Stated goal: Search the listing for "this" and copy every line where it appears.

[Stored dataset items]
◆ ◆ ◆ ◆ ◆ ◆ ◆
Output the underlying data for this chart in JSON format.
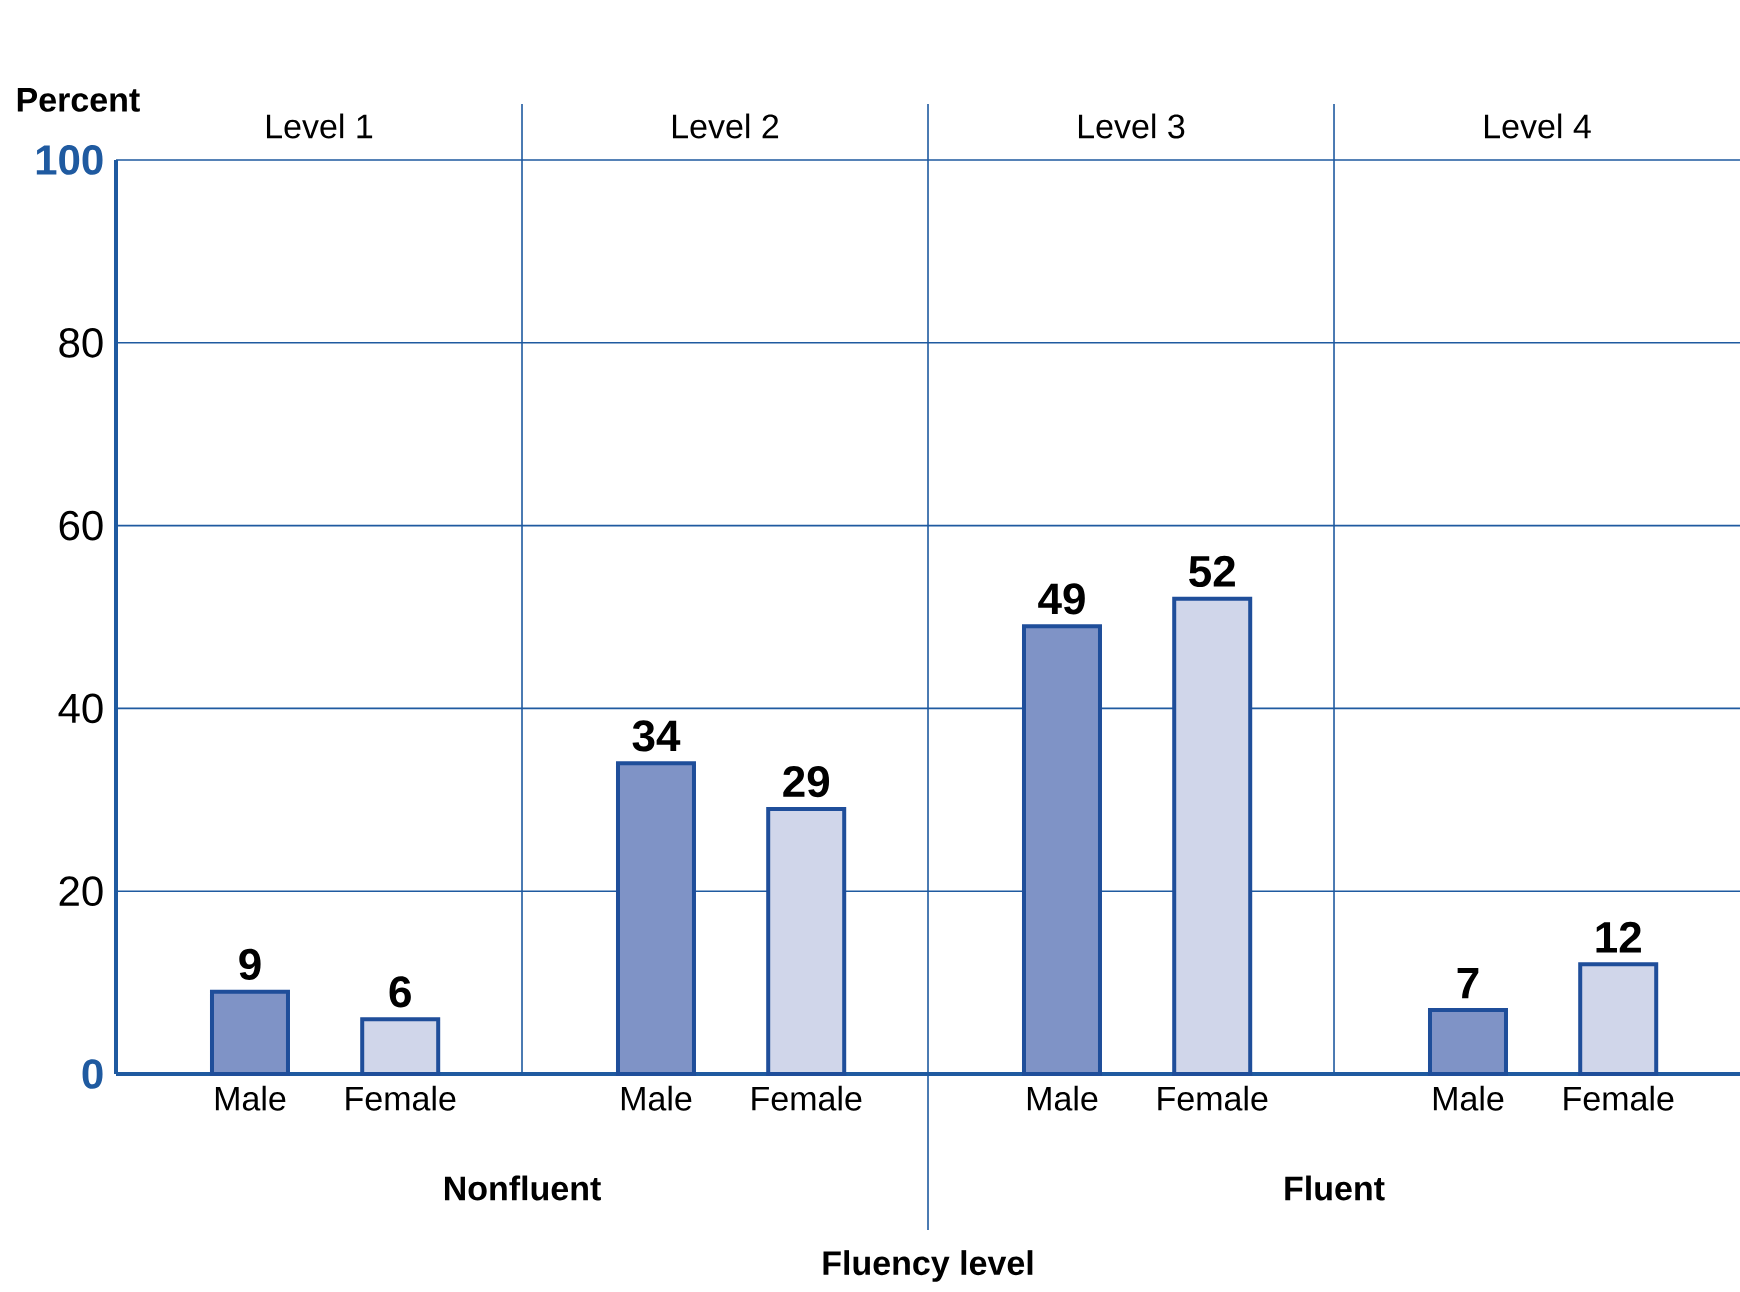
{
  "chart_data": {
    "type": "bar",
    "xlabel": "Fluency level",
    "ylabel": "Percent",
    "categories": [
      "Male",
      "Female",
      "Male",
      "Female",
      "Male",
      "Female",
      "Male",
      "Female"
    ],
    "values": [
      9,
      6,
      34,
      29,
      49,
      52,
      7,
      12
    ],
    "colors": [
      "#7f93c6",
      "#d0d6ea",
      "#7f93c6",
      "#d0d6ea",
      "#7f93c6",
      "#d0d6ea",
      "#7f93c6",
      "#d0d6ea"
    ],
    "ylim": [
      0,
      100
    ],
    "yticks": [
      0,
      20,
      40,
      60,
      80,
      100
    ],
    "grid": "y",
    "data_labels": true,
    "annotations": [
      "Level 1",
      "Level 2",
      "Level 3",
      "Level 4",
      "Nonfluent",
      "Fluent"
    ]
  }
}
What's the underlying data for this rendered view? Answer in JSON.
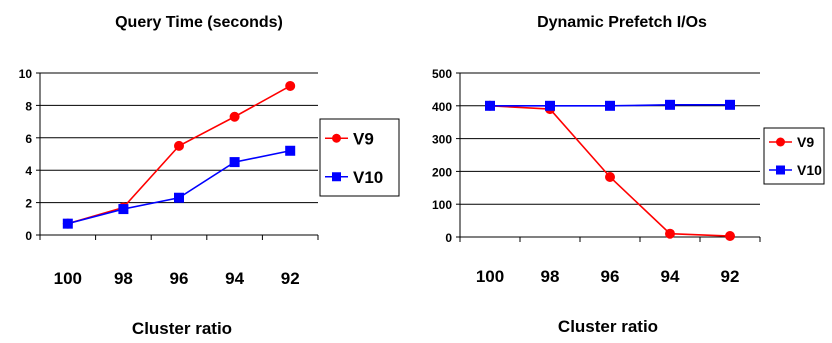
{
  "chart_data": [
    {
      "type": "line",
      "title": "Query Time (seconds)",
      "xlabel": "Cluster ratio",
      "ylabel": "",
      "categories": [
        "100",
        "98",
        "96",
        "94",
        "92"
      ],
      "ylim": [
        0,
        10
      ],
      "yticks": [
        0,
        2,
        4,
        6,
        8,
        10
      ],
      "grid": true,
      "legend": "right",
      "series": [
        {
          "name": "V9",
          "color": "#FF0000",
          "marker": "circle",
          "values": [
            0.7,
            1.7,
            5.5,
            7.3,
            9.2
          ]
        },
        {
          "name": "V10",
          "color": "#0000FF",
          "marker": "square",
          "values": [
            0.7,
            1.6,
            2.3,
            4.5,
            5.2
          ]
        }
      ]
    },
    {
      "type": "line",
      "title": "Dynamic Prefetch I/Os",
      "xlabel": "Cluster ratio",
      "ylabel": "",
      "categories": [
        "100",
        "98",
        "96",
        "94",
        "92"
      ],
      "ylim": [
        0,
        500
      ],
      "yticks": [
        0,
        100,
        200,
        300,
        400,
        500
      ],
      "grid": true,
      "legend": "right",
      "series": [
        {
          "name": "V9",
          "color": "#FF0000",
          "marker": "circle",
          "values": [
            400,
            390,
            183,
            10,
            3
          ]
        },
        {
          "name": "V10",
          "color": "#0000FF",
          "marker": "square",
          "values": [
            400,
            400,
            400,
            403,
            403
          ]
        }
      ]
    }
  ]
}
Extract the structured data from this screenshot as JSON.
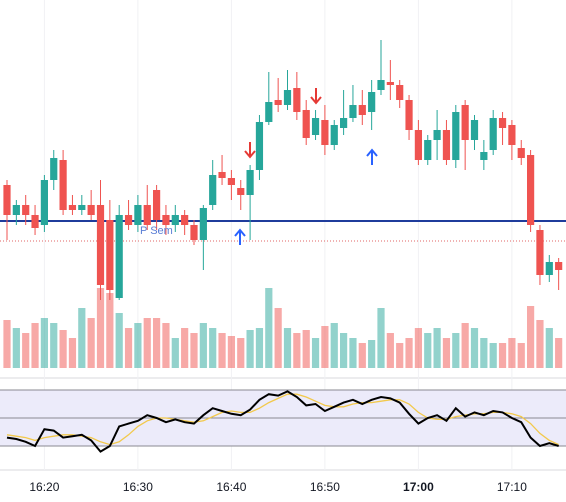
{
  "chart_data": {
    "type": "candlestick",
    "categories": [
      null,
      null,
      null,
      null,
      "16:20",
      null,
      null,
      null,
      null,
      null,
      null,
      null,
      null,
      null,
      "16:30",
      null,
      null,
      null,
      null,
      null,
      null,
      null,
      null,
      null,
      "16:40",
      null,
      null,
      null,
      null,
      null,
      null,
      null,
      null,
      null,
      "16:50",
      null,
      null,
      null,
      null,
      null,
      null,
      null,
      null,
      null,
      "17:00",
      null,
      null,
      null,
      null,
      null,
      null,
      null,
      null,
      null,
      "17:10",
      null,
      null,
      null,
      null,
      null
    ],
    "open": [
      115,
      85,
      95,
      85,
      75,
      120,
      140,
      95,
      90,
      95,
      95,
      80,
      2,
      85,
      75,
      95,
      110,
      85,
      75,
      85,
      75,
      60,
      95,
      128,
      122,
      112,
      105,
      130,
      178,
      200,
      195,
      212,
      190,
      165,
      180,
      155,
      172,
      182,
      195,
      188,
      210,
      218,
      215,
      200,
      170,
      140,
      160,
      170,
      140,
      195,
      160,
      140,
      150,
      182,
      175,
      152,
      145,
      70,
      25,
      38
    ],
    "high": [
      120,
      100,
      105,
      95,
      125,
      150,
      150,
      105,
      105,
      110,
      120,
      100,
      95,
      100,
      105,
      115,
      115,
      95,
      95,
      90,
      80,
      95,
      140,
      145,
      130,
      120,
      135,
      185,
      228,
      222,
      230,
      228,
      200,
      190,
      195,
      180,
      210,
      215,
      210,
      220,
      260,
      240,
      220,
      205,
      180,
      165,
      190,
      180,
      195,
      200,
      185,
      160,
      190,
      188,
      180,
      160,
      150,
      75,
      45,
      42
    ],
    "low": [
      60,
      75,
      75,
      65,
      68,
      110,
      85,
      85,
      85,
      80,
      0,
      0,
      0,
      70,
      68,
      70,
      70,
      65,
      68,
      65,
      55,
      30,
      90,
      115,
      100,
      90,
      60,
      120,
      175,
      188,
      190,
      180,
      155,
      160,
      145,
      150,
      165,
      178,
      175,
      170,
      205,
      200,
      192,
      160,
      135,
      135,
      140,
      135,
      132,
      130,
      150,
      130,
      145,
      155,
      140,
      135,
      68,
      15,
      18,
      10
    ],
    "close": [
      85,
      95,
      85,
      72,
      120,
      142,
      90,
      90,
      95,
      85,
      15,
      10,
      85,
      75,
      95,
      75,
      80,
      75,
      85,
      75,
      60,
      92,
      125,
      122,
      115,
      105,
      130,
      178,
      198,
      195,
      210,
      188,
      162,
      182,
      155,
      175,
      182,
      195,
      185,
      208,
      220,
      215,
      200,
      170,
      140,
      160,
      170,
      140,
      188,
      160,
      180,
      148,
      182,
      172,
      155,
      142,
      75,
      25,
      38,
      30
    ],
    "ylim": [
      0,
      300
    ],
    "up_color": "#26a69a",
    "down_color": "#ef5350",
    "volume": [
      48,
      40,
      35,
      45,
      50,
      45,
      38,
      30,
      60,
      50,
      80,
      75,
      55,
      40,
      45,
      50,
      50,
      45,
      30,
      40,
      35,
      45,
      40,
      35,
      32,
      30,
      38,
      40,
      80,
      60,
      40,
      35,
      38,
      30,
      42,
      45,
      35,
      30,
      25,
      28,
      60,
      35,
      25,
      30,
      40,
      35,
      40,
      30,
      35,
      45,
      40,
      30,
      25,
      25,
      30,
      25,
      62,
      48,
      40,
      30
    ],
    "volume_ylim": [
      0,
      100
    ],
    "levels": [
      {
        "value": 79,
        "color": "#1f3c9c",
        "style": "solid"
      },
      {
        "value": 59,
        "color": "#e06666",
        "style": "dotted"
      }
    ],
    "annotation": "P Sem",
    "rsi": [
      36,
      35,
      33,
      30,
      42,
      41,
      36,
      37,
      38,
      34,
      26,
      30,
      44,
      46,
      48,
      52,
      50,
      47,
      49,
      47,
      46,
      52,
      57,
      55,
      53,
      52,
      56,
      63,
      67,
      66,
      69,
      65,
      59,
      60,
      55,
      58,
      61,
      63,
      60,
      63,
      65,
      64,
      61,
      53,
      46,
      50,
      52,
      48,
      57,
      51,
      54,
      52,
      55,
      54,
      50,
      47,
      36,
      30,
      32,
      30
    ],
    "rsi_ma": [
      38,
      37,
      36,
      34,
      36,
      37,
      38,
      38,
      37,
      36,
      33,
      31,
      33,
      38,
      44,
      48,
      50,
      50,
      49,
      48,
      47,
      48,
      51,
      54,
      55,
      54,
      54,
      57,
      61,
      64,
      67,
      67,
      65,
      62,
      59,
      58,
      58,
      60,
      61,
      61,
      62,
      63,
      63,
      60,
      54,
      50,
      49,
      49,
      51,
      52,
      53,
      53,
      54,
      54,
      53,
      51,
      46,
      39,
      34,
      31
    ],
    "rsi_ylim": [
      10,
      80
    ],
    "rsi_levels": [
      70,
      50,
      30
    ],
    "rsi_color": "#000000",
    "rsi_ma_color": "#f2c94c",
    "rsi_band_color": "#ecebfa",
    "grid": true
  }
}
◆ ◆ ◆ ◆ ◆ ◆ ◆
Task solution:
Output the underlying data for this chart in JSON format.
What's the underlying data for this rendered view? Answer in JSON.
Extract the structured data from this screenshot as JSON.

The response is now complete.